**What is being asked**
Whenever a line below holds the word "indicated", copy that line.

Data items
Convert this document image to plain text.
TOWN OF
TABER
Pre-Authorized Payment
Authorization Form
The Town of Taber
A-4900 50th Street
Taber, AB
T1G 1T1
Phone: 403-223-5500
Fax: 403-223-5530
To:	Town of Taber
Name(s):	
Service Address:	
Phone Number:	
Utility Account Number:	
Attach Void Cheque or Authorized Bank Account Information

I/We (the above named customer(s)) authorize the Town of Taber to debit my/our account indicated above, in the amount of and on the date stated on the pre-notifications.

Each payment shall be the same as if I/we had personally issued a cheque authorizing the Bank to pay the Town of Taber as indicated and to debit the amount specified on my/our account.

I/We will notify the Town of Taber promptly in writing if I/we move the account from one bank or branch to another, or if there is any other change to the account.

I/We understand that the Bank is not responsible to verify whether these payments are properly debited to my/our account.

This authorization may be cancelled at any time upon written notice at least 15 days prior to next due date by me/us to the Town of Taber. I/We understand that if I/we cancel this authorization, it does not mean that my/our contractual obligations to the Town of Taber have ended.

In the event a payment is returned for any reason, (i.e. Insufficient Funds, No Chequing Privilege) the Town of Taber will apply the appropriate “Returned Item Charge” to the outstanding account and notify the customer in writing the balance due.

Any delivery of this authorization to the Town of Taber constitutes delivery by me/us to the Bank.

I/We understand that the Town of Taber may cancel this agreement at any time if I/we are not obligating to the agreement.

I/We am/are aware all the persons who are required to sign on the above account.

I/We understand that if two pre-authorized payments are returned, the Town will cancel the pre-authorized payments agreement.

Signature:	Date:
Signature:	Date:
...
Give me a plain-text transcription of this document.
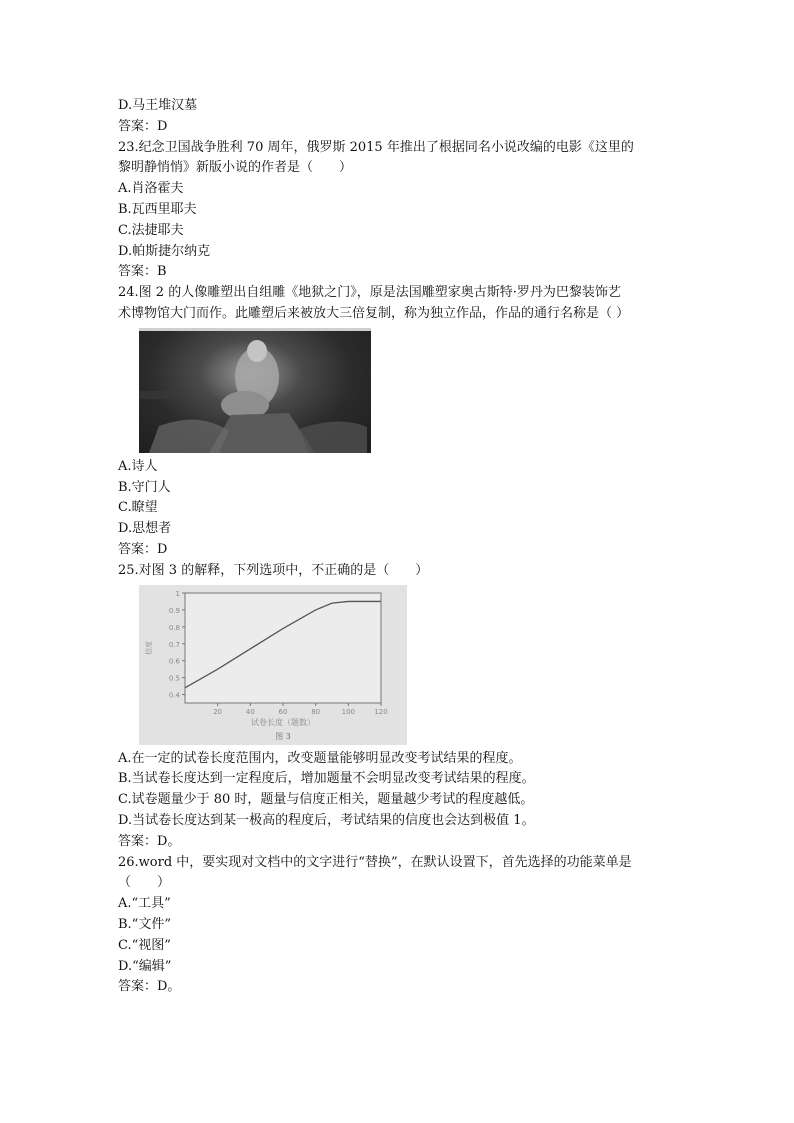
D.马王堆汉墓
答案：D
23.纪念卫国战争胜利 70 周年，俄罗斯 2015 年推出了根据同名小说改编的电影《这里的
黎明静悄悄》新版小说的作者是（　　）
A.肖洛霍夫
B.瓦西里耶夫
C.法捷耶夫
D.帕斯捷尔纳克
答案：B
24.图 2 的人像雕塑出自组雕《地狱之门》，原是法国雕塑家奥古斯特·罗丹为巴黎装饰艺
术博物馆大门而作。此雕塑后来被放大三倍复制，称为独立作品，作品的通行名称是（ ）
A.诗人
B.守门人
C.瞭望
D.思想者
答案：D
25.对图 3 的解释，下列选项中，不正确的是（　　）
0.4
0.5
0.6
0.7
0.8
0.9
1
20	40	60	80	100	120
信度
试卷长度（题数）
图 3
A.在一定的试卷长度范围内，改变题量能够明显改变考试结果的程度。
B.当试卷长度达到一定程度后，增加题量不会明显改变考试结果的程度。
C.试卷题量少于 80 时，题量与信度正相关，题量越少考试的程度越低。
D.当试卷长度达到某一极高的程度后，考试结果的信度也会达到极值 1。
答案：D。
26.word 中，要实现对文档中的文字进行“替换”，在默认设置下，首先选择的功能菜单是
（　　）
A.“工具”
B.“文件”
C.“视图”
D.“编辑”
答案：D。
--
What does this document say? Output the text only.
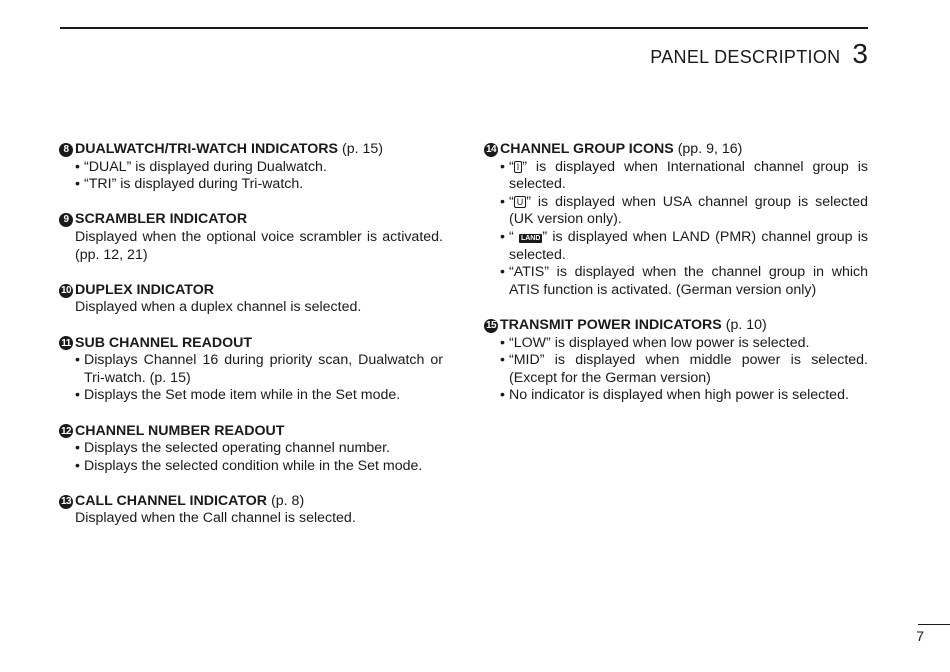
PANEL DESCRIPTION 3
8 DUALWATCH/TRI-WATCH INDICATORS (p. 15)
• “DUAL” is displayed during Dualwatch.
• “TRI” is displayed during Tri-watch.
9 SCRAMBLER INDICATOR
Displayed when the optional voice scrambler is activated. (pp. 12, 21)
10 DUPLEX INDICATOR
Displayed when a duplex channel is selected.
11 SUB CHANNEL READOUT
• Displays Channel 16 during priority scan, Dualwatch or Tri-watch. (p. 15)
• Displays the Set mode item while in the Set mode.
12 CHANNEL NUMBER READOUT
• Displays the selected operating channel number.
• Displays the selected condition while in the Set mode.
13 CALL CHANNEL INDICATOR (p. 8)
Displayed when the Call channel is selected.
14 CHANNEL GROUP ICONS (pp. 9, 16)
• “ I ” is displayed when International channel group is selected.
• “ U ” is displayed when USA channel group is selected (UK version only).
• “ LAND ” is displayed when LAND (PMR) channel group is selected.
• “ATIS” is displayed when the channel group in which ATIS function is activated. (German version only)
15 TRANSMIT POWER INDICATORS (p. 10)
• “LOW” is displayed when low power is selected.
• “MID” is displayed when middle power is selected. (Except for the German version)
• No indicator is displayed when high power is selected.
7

**Exercise result**
I/We (the above named customer(s)) authorize the Town of Taber to debit my/our account indicated above, in the amount of and on the date stated on the pre-notifications.
Each payment shall be the same as if I/we had personally issued a cheque authorizing the Bank to pay the Town of Taber as indicated and to debit the amount specified on my/our account.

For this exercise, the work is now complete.